### Exercise directions
Quote the listing in full, exactly as given, minus any pictures.

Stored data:
┌──
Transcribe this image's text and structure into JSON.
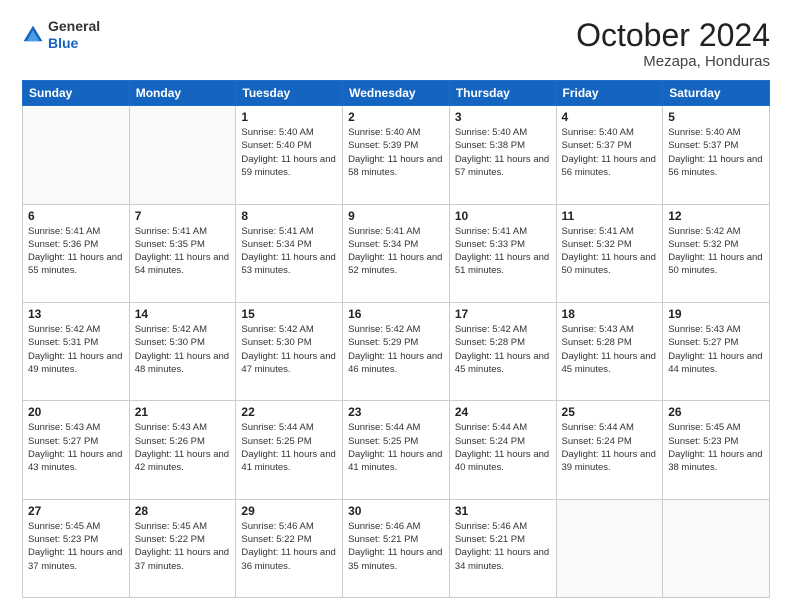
{
  "header": {
    "logo": {
      "line1": "General",
      "line2": "Blue"
    },
    "title": "October 2024",
    "location": "Mezapa, Honduras"
  },
  "weekdays": [
    "Sunday",
    "Monday",
    "Tuesday",
    "Wednesday",
    "Thursday",
    "Friday",
    "Saturday"
  ],
  "weeks": [
    [
      {
        "day": "",
        "info": ""
      },
      {
        "day": "",
        "info": ""
      },
      {
        "day": "1",
        "info": "Sunrise: 5:40 AM\nSunset: 5:40 PM\nDaylight: 11 hours and 59 minutes."
      },
      {
        "day": "2",
        "info": "Sunrise: 5:40 AM\nSunset: 5:39 PM\nDaylight: 11 hours and 58 minutes."
      },
      {
        "day": "3",
        "info": "Sunrise: 5:40 AM\nSunset: 5:38 PM\nDaylight: 11 hours and 57 minutes."
      },
      {
        "day": "4",
        "info": "Sunrise: 5:40 AM\nSunset: 5:37 PM\nDaylight: 11 hours and 56 minutes."
      },
      {
        "day": "5",
        "info": "Sunrise: 5:40 AM\nSunset: 5:37 PM\nDaylight: 11 hours and 56 minutes."
      }
    ],
    [
      {
        "day": "6",
        "info": "Sunrise: 5:41 AM\nSunset: 5:36 PM\nDaylight: 11 hours and 55 minutes."
      },
      {
        "day": "7",
        "info": "Sunrise: 5:41 AM\nSunset: 5:35 PM\nDaylight: 11 hours and 54 minutes."
      },
      {
        "day": "8",
        "info": "Sunrise: 5:41 AM\nSunset: 5:34 PM\nDaylight: 11 hours and 53 minutes."
      },
      {
        "day": "9",
        "info": "Sunrise: 5:41 AM\nSunset: 5:34 PM\nDaylight: 11 hours and 52 minutes."
      },
      {
        "day": "10",
        "info": "Sunrise: 5:41 AM\nSunset: 5:33 PM\nDaylight: 11 hours and 51 minutes."
      },
      {
        "day": "11",
        "info": "Sunrise: 5:41 AM\nSunset: 5:32 PM\nDaylight: 11 hours and 50 minutes."
      },
      {
        "day": "12",
        "info": "Sunrise: 5:42 AM\nSunset: 5:32 PM\nDaylight: 11 hours and 50 minutes."
      }
    ],
    [
      {
        "day": "13",
        "info": "Sunrise: 5:42 AM\nSunset: 5:31 PM\nDaylight: 11 hours and 49 minutes."
      },
      {
        "day": "14",
        "info": "Sunrise: 5:42 AM\nSunset: 5:30 PM\nDaylight: 11 hours and 48 minutes."
      },
      {
        "day": "15",
        "info": "Sunrise: 5:42 AM\nSunset: 5:30 PM\nDaylight: 11 hours and 47 minutes."
      },
      {
        "day": "16",
        "info": "Sunrise: 5:42 AM\nSunset: 5:29 PM\nDaylight: 11 hours and 46 minutes."
      },
      {
        "day": "17",
        "info": "Sunrise: 5:42 AM\nSunset: 5:28 PM\nDaylight: 11 hours and 45 minutes."
      },
      {
        "day": "18",
        "info": "Sunrise: 5:43 AM\nSunset: 5:28 PM\nDaylight: 11 hours and 45 minutes."
      },
      {
        "day": "19",
        "info": "Sunrise: 5:43 AM\nSunset: 5:27 PM\nDaylight: 11 hours and 44 minutes."
      }
    ],
    [
      {
        "day": "20",
        "info": "Sunrise: 5:43 AM\nSunset: 5:27 PM\nDaylight: 11 hours and 43 minutes."
      },
      {
        "day": "21",
        "info": "Sunrise: 5:43 AM\nSunset: 5:26 PM\nDaylight: 11 hours and 42 minutes."
      },
      {
        "day": "22",
        "info": "Sunrise: 5:44 AM\nSunset: 5:25 PM\nDaylight: 11 hours and 41 minutes."
      },
      {
        "day": "23",
        "info": "Sunrise: 5:44 AM\nSunset: 5:25 PM\nDaylight: 11 hours and 41 minutes."
      },
      {
        "day": "24",
        "info": "Sunrise: 5:44 AM\nSunset: 5:24 PM\nDaylight: 11 hours and 40 minutes."
      },
      {
        "day": "25",
        "info": "Sunrise: 5:44 AM\nSunset: 5:24 PM\nDaylight: 11 hours and 39 minutes."
      },
      {
        "day": "26",
        "info": "Sunrise: 5:45 AM\nSunset: 5:23 PM\nDaylight: 11 hours and 38 minutes."
      }
    ],
    [
      {
        "day": "27",
        "info": "Sunrise: 5:45 AM\nSunset: 5:23 PM\nDaylight: 11 hours and 37 minutes."
      },
      {
        "day": "28",
        "info": "Sunrise: 5:45 AM\nSunset: 5:22 PM\nDaylight: 11 hours and 37 minutes."
      },
      {
        "day": "29",
        "info": "Sunrise: 5:46 AM\nSunset: 5:22 PM\nDaylight: 11 hours and 36 minutes."
      },
      {
        "day": "30",
        "info": "Sunrise: 5:46 AM\nSunset: 5:21 PM\nDaylight: 11 hours and 35 minutes."
      },
      {
        "day": "31",
        "info": "Sunrise: 5:46 AM\nSunset: 5:21 PM\nDaylight: 11 hours and 34 minutes."
      },
      {
        "day": "",
        "info": ""
      },
      {
        "day": "",
        "info": ""
      }
    ]
  ]
}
└──
### Solution below
Transcribe this image's text and structure into JSON.
{
  "header": {
    "logo": {
      "line1": "General",
      "line2": "Blue"
    },
    "title": "October 2024",
    "location": "Mezapa, Honduras"
  },
  "weekdays": [
    "Sunday",
    "Monday",
    "Tuesday",
    "Wednesday",
    "Thursday",
    "Friday",
    "Saturday"
  ],
  "weeks": [
    [
      {
        "day": "",
        "info": ""
      },
      {
        "day": "",
        "info": ""
      },
      {
        "day": "1",
        "info": "Sunrise: 5:40 AM\nSunset: 5:40 PM\nDaylight: 11 hours and 59 minutes."
      },
      {
        "day": "2",
        "info": "Sunrise: 5:40 AM\nSunset: 5:39 PM\nDaylight: 11 hours and 58 minutes."
      },
      {
        "day": "3",
        "info": "Sunrise: 5:40 AM\nSunset: 5:38 PM\nDaylight: 11 hours and 57 minutes."
      },
      {
        "day": "4",
        "info": "Sunrise: 5:40 AM\nSunset: 5:37 PM\nDaylight: 11 hours and 56 minutes."
      },
      {
        "day": "5",
        "info": "Sunrise: 5:40 AM\nSunset: 5:37 PM\nDaylight: 11 hours and 56 minutes."
      }
    ],
    [
      {
        "day": "6",
        "info": "Sunrise: 5:41 AM\nSunset: 5:36 PM\nDaylight: 11 hours and 55 minutes."
      },
      {
        "day": "7",
        "info": "Sunrise: 5:41 AM\nSunset: 5:35 PM\nDaylight: 11 hours and 54 minutes."
      },
      {
        "day": "8",
        "info": "Sunrise: 5:41 AM\nSunset: 5:34 PM\nDaylight: 11 hours and 53 minutes."
      },
      {
        "day": "9",
        "info": "Sunrise: 5:41 AM\nSunset: 5:34 PM\nDaylight: 11 hours and 52 minutes."
      },
      {
        "day": "10",
        "info": "Sunrise: 5:41 AM\nSunset: 5:33 PM\nDaylight: 11 hours and 51 minutes."
      },
      {
        "day": "11",
        "info": "Sunrise: 5:41 AM\nSunset: 5:32 PM\nDaylight: 11 hours and 50 minutes."
      },
      {
        "day": "12",
        "info": "Sunrise: 5:42 AM\nSunset: 5:32 PM\nDaylight: 11 hours and 50 minutes."
      }
    ],
    [
      {
        "day": "13",
        "info": "Sunrise: 5:42 AM\nSunset: 5:31 PM\nDaylight: 11 hours and 49 minutes."
      },
      {
        "day": "14",
        "info": "Sunrise: 5:42 AM\nSunset: 5:30 PM\nDaylight: 11 hours and 48 minutes."
      },
      {
        "day": "15",
        "info": "Sunrise: 5:42 AM\nSunset: 5:30 PM\nDaylight: 11 hours and 47 minutes."
      },
      {
        "day": "16",
        "info": "Sunrise: 5:42 AM\nSunset: 5:29 PM\nDaylight: 11 hours and 46 minutes."
      },
      {
        "day": "17",
        "info": "Sunrise: 5:42 AM\nSunset: 5:28 PM\nDaylight: 11 hours and 45 minutes."
      },
      {
        "day": "18",
        "info": "Sunrise: 5:43 AM\nSunset: 5:28 PM\nDaylight: 11 hours and 45 minutes."
      },
      {
        "day": "19",
        "info": "Sunrise: 5:43 AM\nSunset: 5:27 PM\nDaylight: 11 hours and 44 minutes."
      }
    ],
    [
      {
        "day": "20",
        "info": "Sunrise: 5:43 AM\nSunset: 5:27 PM\nDaylight: 11 hours and 43 minutes."
      },
      {
        "day": "21",
        "info": "Sunrise: 5:43 AM\nSunset: 5:26 PM\nDaylight: 11 hours and 42 minutes."
      },
      {
        "day": "22",
        "info": "Sunrise: 5:44 AM\nSunset: 5:25 PM\nDaylight: 11 hours and 41 minutes."
      },
      {
        "day": "23",
        "info": "Sunrise: 5:44 AM\nSunset: 5:25 PM\nDaylight: 11 hours and 41 minutes."
      },
      {
        "day": "24",
        "info": "Sunrise: 5:44 AM\nSunset: 5:24 PM\nDaylight: 11 hours and 40 minutes."
      },
      {
        "day": "25",
        "info": "Sunrise: 5:44 AM\nSunset: 5:24 PM\nDaylight: 11 hours and 39 minutes."
      },
      {
        "day": "26",
        "info": "Sunrise: 5:45 AM\nSunset: 5:23 PM\nDaylight: 11 hours and 38 minutes."
      }
    ],
    [
      {
        "day": "27",
        "info": "Sunrise: 5:45 AM\nSunset: 5:23 PM\nDaylight: 11 hours and 37 minutes."
      },
      {
        "day": "28",
        "info": "Sunrise: 5:45 AM\nSunset: 5:22 PM\nDaylight: 11 hours and 37 minutes."
      },
      {
        "day": "29",
        "info": "Sunrise: 5:46 AM\nSunset: 5:22 PM\nDaylight: 11 hours and 36 minutes."
      },
      {
        "day": "30",
        "info": "Sunrise: 5:46 AM\nSunset: 5:21 PM\nDaylight: 11 hours and 35 minutes."
      },
      {
        "day": "31",
        "info": "Sunrise: 5:46 AM\nSunset: 5:21 PM\nDaylight: 11 hours and 34 minutes."
      },
      {
        "day": "",
        "info": ""
      },
      {
        "day": "",
        "info": ""
      }
    ]
  ]
}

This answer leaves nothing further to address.